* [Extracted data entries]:
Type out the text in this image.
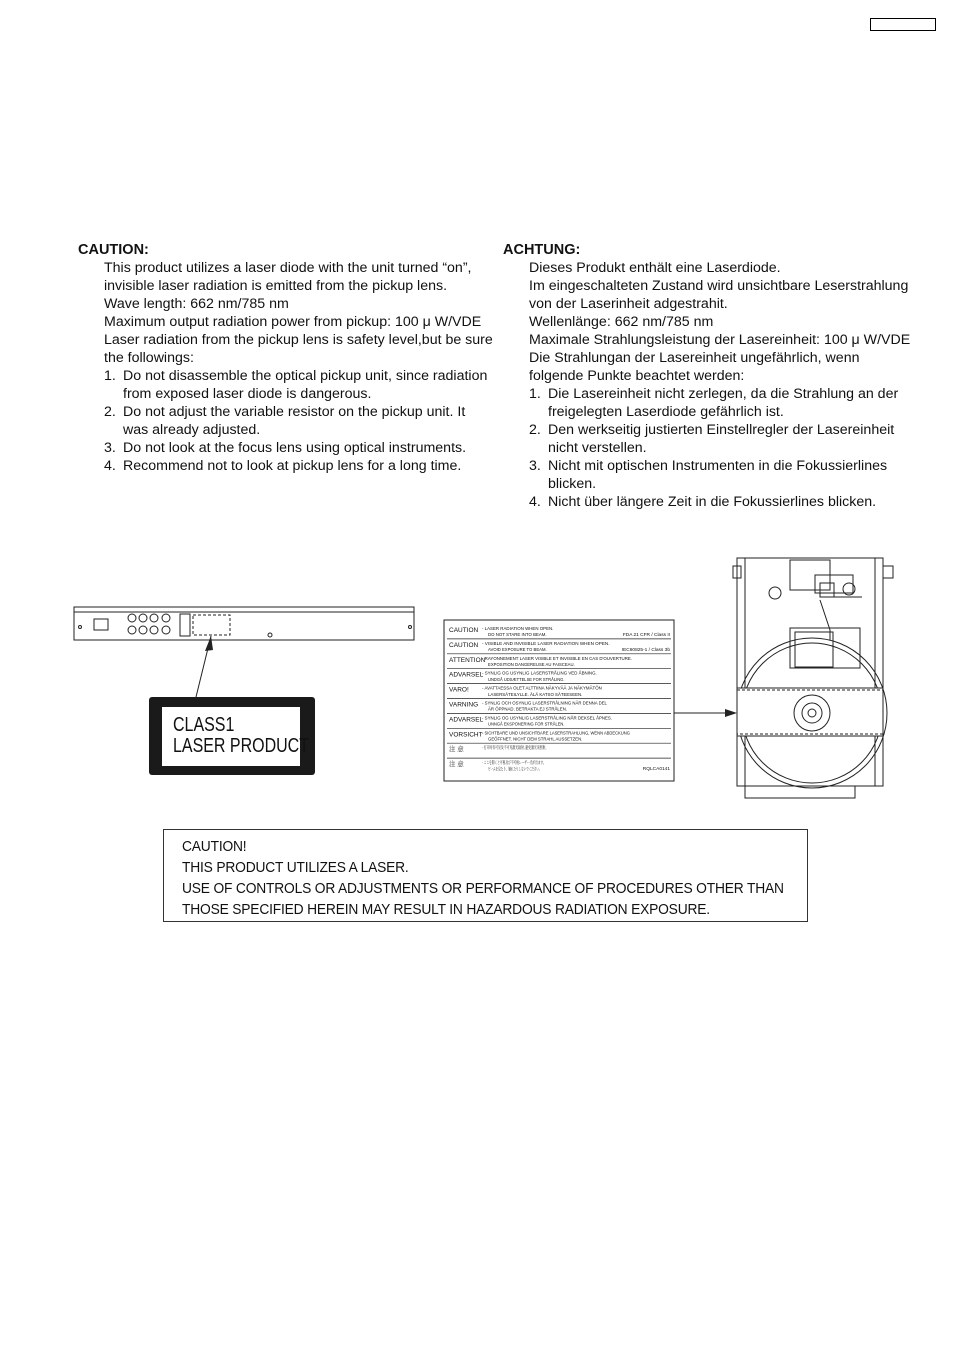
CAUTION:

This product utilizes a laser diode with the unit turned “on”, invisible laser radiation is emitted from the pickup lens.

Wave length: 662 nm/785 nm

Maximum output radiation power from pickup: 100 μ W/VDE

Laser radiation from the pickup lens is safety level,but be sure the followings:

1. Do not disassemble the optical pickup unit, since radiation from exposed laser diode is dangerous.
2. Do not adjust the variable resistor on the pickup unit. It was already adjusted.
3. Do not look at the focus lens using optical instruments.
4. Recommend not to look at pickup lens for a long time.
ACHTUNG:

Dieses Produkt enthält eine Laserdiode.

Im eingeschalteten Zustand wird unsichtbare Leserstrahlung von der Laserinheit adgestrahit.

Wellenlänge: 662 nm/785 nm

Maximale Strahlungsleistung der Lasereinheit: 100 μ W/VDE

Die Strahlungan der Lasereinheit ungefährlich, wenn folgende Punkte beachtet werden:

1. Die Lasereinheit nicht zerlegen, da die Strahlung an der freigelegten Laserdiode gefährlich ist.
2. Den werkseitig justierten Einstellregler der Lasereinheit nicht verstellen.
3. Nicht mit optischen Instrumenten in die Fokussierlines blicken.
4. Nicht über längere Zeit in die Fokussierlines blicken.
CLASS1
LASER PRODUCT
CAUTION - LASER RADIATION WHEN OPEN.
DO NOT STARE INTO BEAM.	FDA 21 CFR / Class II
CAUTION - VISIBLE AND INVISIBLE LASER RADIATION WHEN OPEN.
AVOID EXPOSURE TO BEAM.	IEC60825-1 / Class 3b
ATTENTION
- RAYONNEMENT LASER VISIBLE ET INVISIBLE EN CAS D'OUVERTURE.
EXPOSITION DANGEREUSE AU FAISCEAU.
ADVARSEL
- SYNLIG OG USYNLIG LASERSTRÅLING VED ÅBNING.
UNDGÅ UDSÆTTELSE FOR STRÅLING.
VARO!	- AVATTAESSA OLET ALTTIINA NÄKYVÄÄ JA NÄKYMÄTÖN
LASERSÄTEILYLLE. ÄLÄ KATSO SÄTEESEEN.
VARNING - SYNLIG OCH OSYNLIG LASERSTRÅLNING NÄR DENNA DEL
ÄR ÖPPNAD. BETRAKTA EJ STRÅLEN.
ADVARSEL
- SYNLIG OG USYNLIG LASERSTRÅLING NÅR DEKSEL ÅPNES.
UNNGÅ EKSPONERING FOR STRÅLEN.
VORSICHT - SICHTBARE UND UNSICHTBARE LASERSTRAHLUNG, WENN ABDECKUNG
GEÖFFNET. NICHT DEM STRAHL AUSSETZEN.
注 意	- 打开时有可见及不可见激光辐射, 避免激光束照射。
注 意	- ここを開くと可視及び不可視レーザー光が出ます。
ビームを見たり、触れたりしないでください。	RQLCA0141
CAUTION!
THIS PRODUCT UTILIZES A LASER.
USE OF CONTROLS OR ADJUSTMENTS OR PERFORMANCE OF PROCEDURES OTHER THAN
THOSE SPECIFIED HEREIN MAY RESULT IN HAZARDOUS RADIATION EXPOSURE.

* [To be done]:
Repeat the data exactly in full, omitting its pictures.

* [Output of the task]:
Type out the text in this image.
CAUTION:

This product utilizes a laser diode with the unit turned “on”, invisible laser radiation is emitted from the pickup lens.

Wave length: 662 nm/785 nm

Maximum output radiation power from pickup: 100 μ W/VDE

Laser radiation from the pickup lens is safety level,but be sure the followings:

1. Do not disassemble the optical pickup unit, since radiation from exposed laser diode is dangerous.
2. Do not adjust the variable resistor on the pickup unit. It was already adjusted.
3. Do not look at the focus lens using optical instruments.
4. Recommend not to look at pickup lens for a long time.
ACHTUNG:

Dieses Produkt enthält eine Laserdiode.

Im eingeschalteten Zustand wird unsichtbare Leserstrahlung von der Laserinheit adgestrahit.

Wellenlänge: 662 nm/785 nm

Maximale Strahlungsleistung der Lasereinheit: 100 μ W/VDE

Die Strahlungan der Lasereinheit ungefährlich, wenn folgende Punkte beachtet werden:

1. Die Lasereinheit nicht zerlegen, da die Strahlung an der freigelegten Laserdiode gefährlich ist.
2. Den werkseitig justierten Einstellregler der Lasereinheit nicht verstellen.
3. Nicht mit optischen Instrumenten in die Fokussierlines blicken.
4. Nicht über längere Zeit in die Fokussierlines blicken.
CLASS1
LASER PRODUCT
CAUTION - LASER RADIATION WHEN OPEN.
DO NOT STARE INTO BEAM.	FDA 21 CFR / Class II
CAUTION - VISIBLE AND INVISIBLE LASER RADIATION WHEN OPEN.
AVOID EXPOSURE TO BEAM.	IEC60825-1 / Class 3b
ATTENTION
- RAYONNEMENT LASER VISIBLE ET INVISIBLE EN CAS D'OUVERTURE.
EXPOSITION DANGEREUSE AU FAISCEAU.
ADVARSEL
- SYNLIG OG USYNLIG LASERSTRÅLING VED ÅBNING.
UNDGÅ UDSÆTTELSE FOR STRÅLING.
VARO!	- AVATTAESSA OLET ALTTIINA NÄKYVÄÄ JA NÄKYMÄTÖN
LASERSÄTEILYLLE. ÄLÄ KATSO SÄTEESEEN.
VARNING - SYNLIG OCH OSYNLIG LASERSTRÅLNING NÄR DENNA DEL
ÄR ÖPPNAD. BETRAKTA EJ STRÅLEN.
ADVARSEL
- SYNLIG OG USYNLIG LASERSTRÅLING NÅR DEKSEL ÅPNES.
UNNGÅ EKSPONERING FOR STRÅLEN.
VORSICHT - SICHTBARE UND UNSICHTBARE LASERSTRAHLUNG, WENN ABDECKUNG
GEÖFFNET. NICHT DEM STRAHL AUSSETZEN.
注 意	- 打开时有可见及不可见激光辐射, 避免激光束照射。
注 意	- ここを開くと可視及び不可視レーザー光が出ます。
ビームを見たり、触れたりしないでください。	RQLCA0141
CAUTION!
THIS PRODUCT UTILIZES A LASER.
USE OF CONTROLS OR ADJUSTMENTS OR PERFORMANCE OF PROCEDURES OTHER THAN
THOSE SPECIFIED HEREIN MAY RESULT IN HAZARDOUS RADIATION EXPOSURE.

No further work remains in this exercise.